Stored dataset items
════

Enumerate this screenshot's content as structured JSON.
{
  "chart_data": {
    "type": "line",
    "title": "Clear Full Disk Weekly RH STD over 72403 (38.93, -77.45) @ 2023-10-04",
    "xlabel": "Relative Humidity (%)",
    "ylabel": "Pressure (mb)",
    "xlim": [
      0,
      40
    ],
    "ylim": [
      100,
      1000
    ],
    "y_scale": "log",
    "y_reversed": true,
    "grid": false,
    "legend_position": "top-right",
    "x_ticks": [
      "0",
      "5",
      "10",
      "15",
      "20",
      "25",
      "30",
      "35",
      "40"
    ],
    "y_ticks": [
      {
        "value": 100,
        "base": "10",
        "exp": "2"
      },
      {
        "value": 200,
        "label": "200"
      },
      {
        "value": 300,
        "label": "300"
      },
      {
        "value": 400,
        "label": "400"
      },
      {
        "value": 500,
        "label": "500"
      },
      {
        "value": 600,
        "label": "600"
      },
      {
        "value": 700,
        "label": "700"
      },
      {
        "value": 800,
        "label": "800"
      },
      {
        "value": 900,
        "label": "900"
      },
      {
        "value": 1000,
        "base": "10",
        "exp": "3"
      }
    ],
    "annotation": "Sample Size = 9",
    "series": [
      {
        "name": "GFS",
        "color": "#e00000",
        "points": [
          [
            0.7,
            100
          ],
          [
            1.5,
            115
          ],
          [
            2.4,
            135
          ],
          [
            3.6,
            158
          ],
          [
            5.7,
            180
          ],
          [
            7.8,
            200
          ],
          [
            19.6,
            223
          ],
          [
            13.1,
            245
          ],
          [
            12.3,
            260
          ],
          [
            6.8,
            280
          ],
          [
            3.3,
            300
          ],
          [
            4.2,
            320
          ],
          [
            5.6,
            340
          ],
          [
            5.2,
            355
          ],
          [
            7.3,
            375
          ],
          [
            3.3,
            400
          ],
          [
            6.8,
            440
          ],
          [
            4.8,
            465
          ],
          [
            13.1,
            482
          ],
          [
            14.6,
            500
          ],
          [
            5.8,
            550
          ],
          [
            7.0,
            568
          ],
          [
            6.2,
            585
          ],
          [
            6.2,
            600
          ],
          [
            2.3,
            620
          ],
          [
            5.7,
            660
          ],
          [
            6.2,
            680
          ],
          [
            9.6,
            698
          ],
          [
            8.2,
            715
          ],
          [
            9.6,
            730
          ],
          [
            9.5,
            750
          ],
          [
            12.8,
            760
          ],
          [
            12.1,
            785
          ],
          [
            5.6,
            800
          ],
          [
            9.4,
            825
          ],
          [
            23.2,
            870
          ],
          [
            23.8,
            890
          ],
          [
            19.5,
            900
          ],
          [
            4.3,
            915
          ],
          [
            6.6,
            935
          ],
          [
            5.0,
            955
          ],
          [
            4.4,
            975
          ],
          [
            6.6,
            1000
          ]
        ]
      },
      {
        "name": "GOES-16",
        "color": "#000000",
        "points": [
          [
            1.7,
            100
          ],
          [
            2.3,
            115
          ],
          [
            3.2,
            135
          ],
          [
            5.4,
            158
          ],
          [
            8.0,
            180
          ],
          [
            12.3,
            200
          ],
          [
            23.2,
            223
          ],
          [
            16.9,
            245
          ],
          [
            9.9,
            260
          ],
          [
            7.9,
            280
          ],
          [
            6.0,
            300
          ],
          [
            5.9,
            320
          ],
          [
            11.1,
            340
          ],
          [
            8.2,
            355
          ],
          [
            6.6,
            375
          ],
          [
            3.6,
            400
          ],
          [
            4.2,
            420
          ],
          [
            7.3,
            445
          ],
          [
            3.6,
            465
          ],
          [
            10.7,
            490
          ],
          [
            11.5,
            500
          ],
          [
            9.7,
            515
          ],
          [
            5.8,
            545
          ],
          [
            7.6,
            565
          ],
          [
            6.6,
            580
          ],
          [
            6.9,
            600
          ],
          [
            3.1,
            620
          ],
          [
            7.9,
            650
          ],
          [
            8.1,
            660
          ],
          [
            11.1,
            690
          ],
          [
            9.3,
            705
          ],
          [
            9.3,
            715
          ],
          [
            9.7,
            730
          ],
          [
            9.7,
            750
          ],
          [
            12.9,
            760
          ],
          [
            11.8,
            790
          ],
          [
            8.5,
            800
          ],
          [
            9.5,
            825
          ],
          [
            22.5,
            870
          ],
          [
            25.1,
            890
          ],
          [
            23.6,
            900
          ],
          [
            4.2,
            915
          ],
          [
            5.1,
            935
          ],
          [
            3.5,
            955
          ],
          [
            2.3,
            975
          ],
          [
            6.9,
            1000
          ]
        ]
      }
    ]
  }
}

════

### Exercise goal
Repeat every line of the material exactly as given.

### Answer for the task
Enumerate this screenshot's content as structured JSON.
{
  "chart_data": {
    "type": "line",
    "title": "Clear Full Disk Weekly RH STD over 72403 (38.93, -77.45) @ 2023-10-04",
    "xlabel": "Relative Humidity (%)",
    "ylabel": "Pressure (mb)",
    "xlim": [
      0,
      40
    ],
    "ylim": [
      100,
      1000
    ],
    "y_scale": "log",
    "y_reversed": true,
    "grid": false,
    "legend_position": "top-right",
    "x_ticks": [
      "0",
      "5",
      "10",
      "15",
      "20",
      "25",
      "30",
      "35",
      "40"
    ],
    "y_ticks": [
      {
        "value": 100,
        "base": "10",
        "exp": "2"
      },
      {
        "value": 200,
        "label": "200"
      },
      {
        "value": 300,
        "label": "300"
      },
      {
        "value": 400,
        "label": "400"
      },
      {
        "value": 500,
        "label": "500"
      },
      {
        "value": 600,
        "label": "600"
      },
      {
        "value": 700,
        "label": "700"
      },
      {
        "value": 800,
        "label": "800"
      },
      {
        "value": 900,
        "label": "900"
      },
      {
        "value": 1000,
        "base": "10",
        "exp": "3"
      }
    ],
    "annotation": "Sample Size = 9",
    "series": [
      {
        "name": "GFS",
        "color": "#e00000",
        "points": [
          [
            0.7,
            100
          ],
          [
            1.5,
            115
          ],
          [
            2.4,
            135
          ],
          [
            3.6,
            158
          ],
          [
            5.7,
            180
          ],
          [
            7.8,
            200
          ],
          [
            19.6,
            223
          ],
          [
            13.1,
            245
          ],
          [
            12.3,
            260
          ],
          [
            6.8,
            280
          ],
          [
            3.3,
            300
          ],
          [
            4.2,
            320
          ],
          [
            5.6,
            340
          ],
          [
            5.2,
            355
          ],
          [
            7.3,
            375
          ],
          [
            3.3,
            400
          ],
          [
            6.8,
            440
          ],
          [
            4.8,
            465
          ],
          [
            13.1,
            482
          ],
          [
            14.6,
            500
          ],
          [
            5.8,
            550
          ],
          [
            7.0,
            568
          ],
          [
            6.2,
            585
          ],
          [
            6.2,
            600
          ],
          [
            2.3,
            620
          ],
          [
            5.7,
            660
          ],
          [
            6.2,
            680
          ],
          [
            9.6,
            698
          ],
          [
            8.2,
            715
          ],
          [
            9.6,
            730
          ],
          [
            9.5,
            750
          ],
          [
            12.8,
            760
          ],
          [
            12.1,
            785
          ],
          [
            5.6,
            800
          ],
          [
            9.4,
            825
          ],
          [
            23.2,
            870
          ],
          [
            23.8,
            890
          ],
          [
            19.5,
            900
          ],
          [
            4.3,
            915
          ],
          [
            6.6,
            935
          ],
          [
            5.0,
            955
          ],
          [
            4.4,
            975
          ],
          [
            6.6,
            1000
          ]
        ]
      },
      {
        "name": "GOES-16",
        "color": "#000000",
        "points": [
          [
            1.7,
            100
          ],
          [
            2.3,
            115
          ],
          [
            3.2,
            135
          ],
          [
            5.4,
            158
          ],
          [
            8.0,
            180
          ],
          [
            12.3,
            200
          ],
          [
            23.2,
            223
          ],
          [
            16.9,
            245
          ],
          [
            9.9,
            260
          ],
          [
            7.9,
            280
          ],
          [
            6.0,
            300
          ],
          [
            5.9,
            320
          ],
          [
            11.1,
            340
          ],
          [
            8.2,
            355
          ],
          [
            6.6,
            375
          ],
          [
            3.6,
            400
          ],
          [
            4.2,
            420
          ],
          [
            7.3,
            445
          ],
          [
            3.6,
            465
          ],
          [
            10.7,
            490
          ],
          [
            11.5,
            500
          ],
          [
            9.7,
            515
          ],
          [
            5.8,
            545
          ],
          [
            7.6,
            565
          ],
          [
            6.6,
            580
          ],
          [
            6.9,
            600
          ],
          [
            3.1,
            620
          ],
          [
            7.9,
            650
          ],
          [
            8.1,
            660
          ],
          [
            11.1,
            690
          ],
          [
            9.3,
            705
          ],
          [
            9.3,
            715
          ],
          [
            9.7,
            730
          ],
          [
            9.7,
            750
          ],
          [
            12.9,
            760
          ],
          [
            11.8,
            790
          ],
          [
            8.5,
            800
          ],
          [
            9.5,
            825
          ],
          [
            22.5,
            870
          ],
          [
            25.1,
            890
          ],
          [
            23.6,
            900
          ],
          [
            4.2,
            915
          ],
          [
            5.1,
            935
          ],
          [
            3.5,
            955
          ],
          [
            2.3,
            975
          ],
          [
            6.9,
            1000
          ]
        ]
      }
    ]
  }
}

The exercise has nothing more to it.